■ **Written instruction**: Copy all of the records below verbatim.

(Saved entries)
--------------------
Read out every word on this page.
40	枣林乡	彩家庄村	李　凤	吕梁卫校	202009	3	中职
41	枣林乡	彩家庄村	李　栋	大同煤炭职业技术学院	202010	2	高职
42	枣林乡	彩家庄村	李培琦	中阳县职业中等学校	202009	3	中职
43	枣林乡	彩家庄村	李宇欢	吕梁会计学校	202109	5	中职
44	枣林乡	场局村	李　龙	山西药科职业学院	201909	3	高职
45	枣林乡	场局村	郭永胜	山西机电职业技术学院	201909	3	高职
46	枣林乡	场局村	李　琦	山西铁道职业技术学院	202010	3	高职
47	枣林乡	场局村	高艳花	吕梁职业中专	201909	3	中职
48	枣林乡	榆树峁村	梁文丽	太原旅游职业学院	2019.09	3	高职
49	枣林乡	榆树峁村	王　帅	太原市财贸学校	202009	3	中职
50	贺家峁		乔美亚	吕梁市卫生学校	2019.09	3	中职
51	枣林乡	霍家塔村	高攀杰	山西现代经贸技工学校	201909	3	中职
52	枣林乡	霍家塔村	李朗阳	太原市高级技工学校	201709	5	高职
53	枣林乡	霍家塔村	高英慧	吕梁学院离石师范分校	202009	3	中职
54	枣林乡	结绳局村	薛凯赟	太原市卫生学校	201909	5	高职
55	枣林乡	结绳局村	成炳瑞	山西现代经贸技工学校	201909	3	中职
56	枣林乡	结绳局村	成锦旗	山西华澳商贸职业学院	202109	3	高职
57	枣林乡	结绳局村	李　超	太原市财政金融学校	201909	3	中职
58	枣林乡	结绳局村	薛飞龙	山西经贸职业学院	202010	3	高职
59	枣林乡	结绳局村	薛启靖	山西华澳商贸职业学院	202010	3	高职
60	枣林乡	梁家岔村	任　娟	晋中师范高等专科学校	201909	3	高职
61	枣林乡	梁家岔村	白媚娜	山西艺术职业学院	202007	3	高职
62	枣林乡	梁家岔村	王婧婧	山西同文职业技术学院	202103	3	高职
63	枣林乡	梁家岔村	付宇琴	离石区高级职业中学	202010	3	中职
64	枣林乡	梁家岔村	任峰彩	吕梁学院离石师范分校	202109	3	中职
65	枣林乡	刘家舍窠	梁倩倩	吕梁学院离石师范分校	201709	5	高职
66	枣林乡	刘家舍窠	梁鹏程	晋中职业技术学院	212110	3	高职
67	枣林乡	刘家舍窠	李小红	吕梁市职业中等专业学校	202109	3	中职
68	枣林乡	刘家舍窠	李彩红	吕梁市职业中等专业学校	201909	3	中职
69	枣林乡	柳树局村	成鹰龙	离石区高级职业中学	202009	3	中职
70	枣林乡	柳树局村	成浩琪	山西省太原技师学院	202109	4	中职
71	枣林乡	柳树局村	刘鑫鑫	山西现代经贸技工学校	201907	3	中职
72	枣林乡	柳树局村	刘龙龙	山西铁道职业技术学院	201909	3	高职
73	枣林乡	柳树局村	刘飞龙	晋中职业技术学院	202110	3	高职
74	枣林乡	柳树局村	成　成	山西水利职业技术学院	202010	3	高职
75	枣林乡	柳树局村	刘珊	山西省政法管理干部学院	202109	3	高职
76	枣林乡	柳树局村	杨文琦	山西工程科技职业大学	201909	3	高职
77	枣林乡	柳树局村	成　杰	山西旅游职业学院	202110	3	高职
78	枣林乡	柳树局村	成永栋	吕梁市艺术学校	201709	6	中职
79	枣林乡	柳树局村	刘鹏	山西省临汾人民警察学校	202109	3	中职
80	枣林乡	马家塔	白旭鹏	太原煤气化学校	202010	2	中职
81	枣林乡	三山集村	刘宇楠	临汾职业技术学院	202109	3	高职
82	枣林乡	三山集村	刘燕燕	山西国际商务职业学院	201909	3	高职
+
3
--------------------
■ **Worked solution**:
Read out every word on this page.
40	枣林乡	彩家庄村	李　凤	吕梁卫校	202009	3	中职
41	枣林乡	彩家庄村	李　栋	大同煤炭职业技术学院	202010	2	高职
42	枣林乡	彩家庄村	李培琦	中阳县职业中等学校	202009	3	中职
43	枣林乡	彩家庄村	李宇欢	吕梁会计学校	202109	5	中职
44	枣林乡	场局村	李　龙	山西药科职业学院	201909	3	高职
45	枣林乡	场局村	郭永胜	山西机电职业技术学院	201909	3	高职
46	枣林乡	场局村	李　琦	山西铁道职业技术学院	202010	3	高职
47	枣林乡	场局村	高艳花	吕梁职业中专	201909	3	中职
48	枣林乡	榆树峁村	梁文丽	太原旅游职业学院	2019.09	3	高职
49	枣林乡	榆树峁村	王　帅	太原市财贸学校	202009	3	中职
50	贺家峁		乔美亚	吕梁市卫生学校	2019.09	3	中职
51	枣林乡	霍家塔村	高攀杰	山西现代经贸技工学校	201909	3	中职
52	枣林乡	霍家塔村	李朗阳	太原市高级技工学校	201709	5	高职
53	枣林乡	霍家塔村	高英慧	吕梁学院离石师范分校	202009	3	中职
54	枣林乡	结绳局村	薛凯赟	太原市卫生学校	201909	5	高职
55	枣林乡	结绳局村	成炳瑞	山西现代经贸技工学校	201909	3	中职
56	枣林乡	结绳局村	成锦旗	山西华澳商贸职业学院	202109	3	高职
57	枣林乡	结绳局村	李　超	太原市财政金融学校	201909	3	中职
58	枣林乡	结绳局村	薛飞龙	山西经贸职业学院	202010	3	高职
59	枣林乡	结绳局村	薛启靖	山西华澳商贸职业学院	202010	3	高职
60	枣林乡	梁家岔村	任　娟	晋中师范高等专科学校	201909	3	高职
61	枣林乡	梁家岔村	白媚娜	山西艺术职业学院	202007	3	高职
62	枣林乡	梁家岔村	王婧婧	山西同文职业技术学院	202103	3	高职
63	枣林乡	梁家岔村	付宇琴	离石区高级职业中学	202010	3	中职
64	枣林乡	梁家岔村	任峰彩	吕梁学院离石师范分校	202109	3	中职
65	枣林乡	刘家舍窠	梁倩倩	吕梁学院离石师范分校	201709	5	高职
66	枣林乡	刘家舍窠	梁鹏程	晋中职业技术学院	212110	3	高职
67	枣林乡	刘家舍窠	李小红	吕梁市职业中等专业学校	202109	3	中职
68	枣林乡	刘家舍窠	李彩红	吕梁市职业中等专业学校	201909	3	中职
69	枣林乡	柳树局村	成鹰龙	离石区高级职业中学	202009	3	中职
70	枣林乡	柳树局村	成浩琪	山西省太原技师学院	202109	4	中职
71	枣林乡	柳树局村	刘鑫鑫	山西现代经贸技工学校	201907	3	中职
72	枣林乡	柳树局村	刘龙龙	山西铁道职业技术学院	201909	3	高职
73	枣林乡	柳树局村	刘飞龙	晋中职业技术学院	202110	3	高职
74	枣林乡	柳树局村	成　成	山西水利职业技术学院	202010	3	高职
75	枣林乡	柳树局村	刘珊	山西省政法管理干部学院	202109	3	高职
76	枣林乡	柳树局村	杨文琦	山西工程科技职业大学	201909	3	高职
77	枣林乡	柳树局村	成　杰	山西旅游职业学院	202110	3	高职
78	枣林乡	柳树局村	成永栋	吕梁市艺术学校	201709	6	中职
79	枣林乡	柳树局村	刘鹏	山西省临汾人民警察学校	202109	3	中职
80	枣林乡	马家塔	白旭鹏	太原煤气化学校	202010	2	中职
81	枣林乡	三山集村	刘宇楠	临汾职业技术学院	202109	3	高职
82	枣林乡	三山集村	刘燕燕	山西国际商务职业学院	201909	3	高职
+
3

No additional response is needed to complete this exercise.